:: DO THIS ::
Exclude any images and output the remaining records exactly.

:: INFORMATION PROVIDED ::
====
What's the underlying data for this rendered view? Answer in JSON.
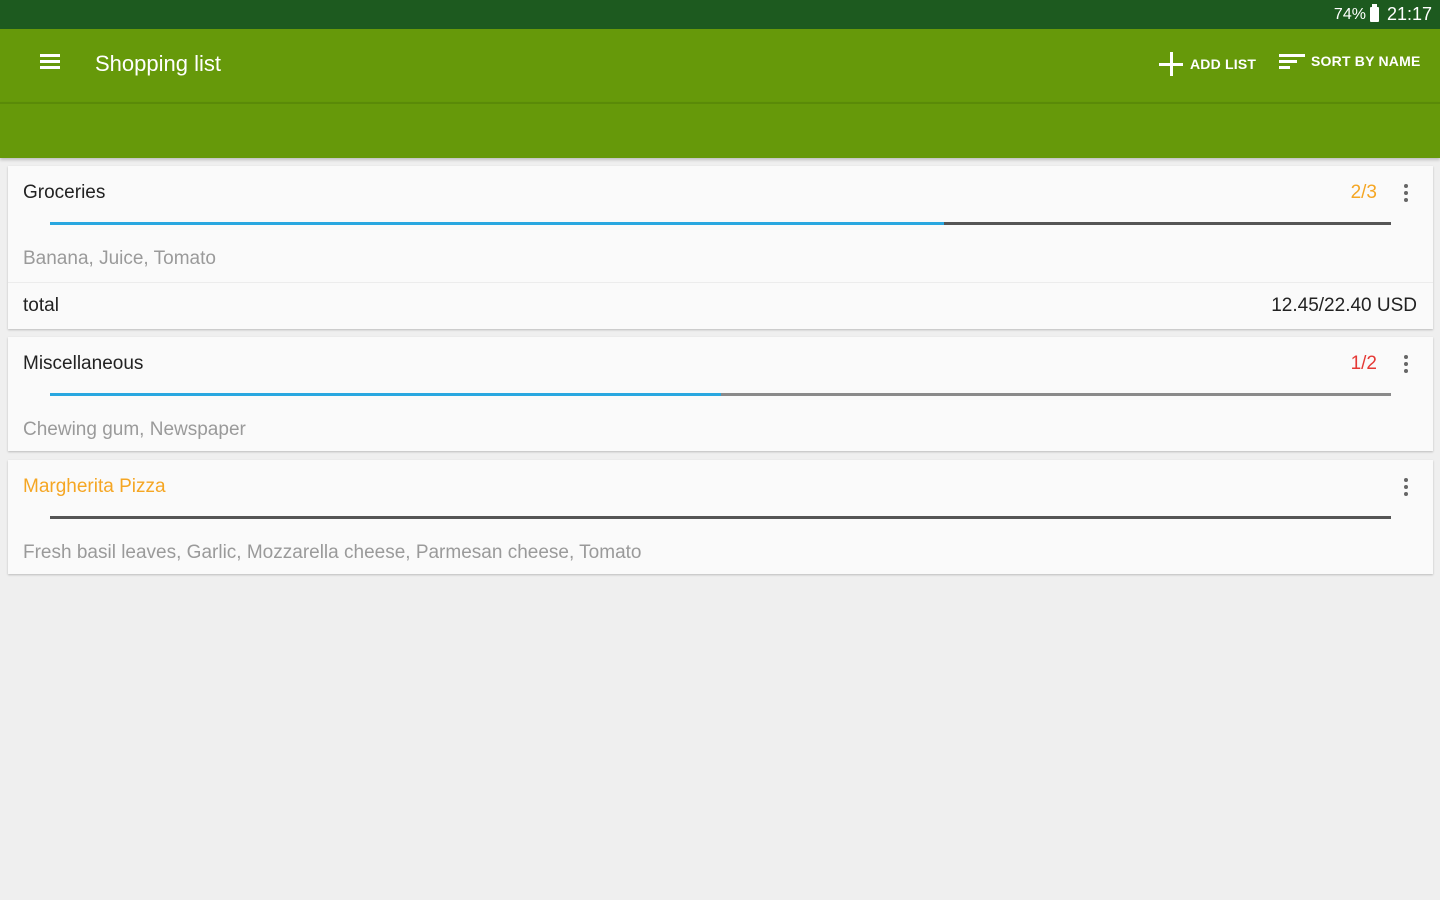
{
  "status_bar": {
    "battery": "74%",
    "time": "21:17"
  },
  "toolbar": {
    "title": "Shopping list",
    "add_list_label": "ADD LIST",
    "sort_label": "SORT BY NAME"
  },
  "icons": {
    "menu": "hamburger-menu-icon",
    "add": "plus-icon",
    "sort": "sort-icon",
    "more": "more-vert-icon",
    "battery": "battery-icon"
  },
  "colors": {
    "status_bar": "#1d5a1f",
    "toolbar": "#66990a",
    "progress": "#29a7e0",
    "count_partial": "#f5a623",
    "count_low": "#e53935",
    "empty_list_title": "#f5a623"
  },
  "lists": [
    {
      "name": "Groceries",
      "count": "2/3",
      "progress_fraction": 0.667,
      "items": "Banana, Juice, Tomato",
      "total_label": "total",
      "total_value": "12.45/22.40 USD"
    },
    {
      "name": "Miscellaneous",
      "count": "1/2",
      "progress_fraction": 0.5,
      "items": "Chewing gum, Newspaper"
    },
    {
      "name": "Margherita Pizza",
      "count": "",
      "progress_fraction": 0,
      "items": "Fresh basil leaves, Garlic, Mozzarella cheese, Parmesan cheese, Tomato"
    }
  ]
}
====
:: THE RESPONSE ::
What's the underlying data for this rendered view? Answer in JSON.
{
  "status_bar": {
    "battery": "74%",
    "time": "21:17"
  },
  "toolbar": {
    "title": "Shopping list",
    "add_list_label": "ADD LIST",
    "sort_label": "SORT BY NAME"
  },
  "icons": {
    "menu": "hamburger-menu-icon",
    "add": "plus-icon",
    "sort": "sort-icon",
    "more": "more-vert-icon",
    "battery": "battery-icon"
  },
  "colors": {
    "status_bar": "#1d5a1f",
    "toolbar": "#66990a",
    "progress": "#29a7e0",
    "count_partial": "#f5a623",
    "count_low": "#e53935",
    "empty_list_title": "#f5a623"
  },
  "lists": [
    {
      "name": "Groceries",
      "count": "2/3",
      "progress_fraction": 0.667,
      "items": "Banana, Juice, Tomato",
      "total_label": "total",
      "total_value": "12.45/22.40 USD"
    },
    {
      "name": "Miscellaneous",
      "count": "1/2",
      "progress_fraction": 0.5,
      "items": "Chewing gum, Newspaper"
    },
    {
      "name": "Margherita Pizza",
      "count": "",
      "progress_fraction": 0,
      "items": "Fresh basil leaves, Garlic, Mozzarella cheese, Parmesan cheese, Tomato"
    }
  ]
}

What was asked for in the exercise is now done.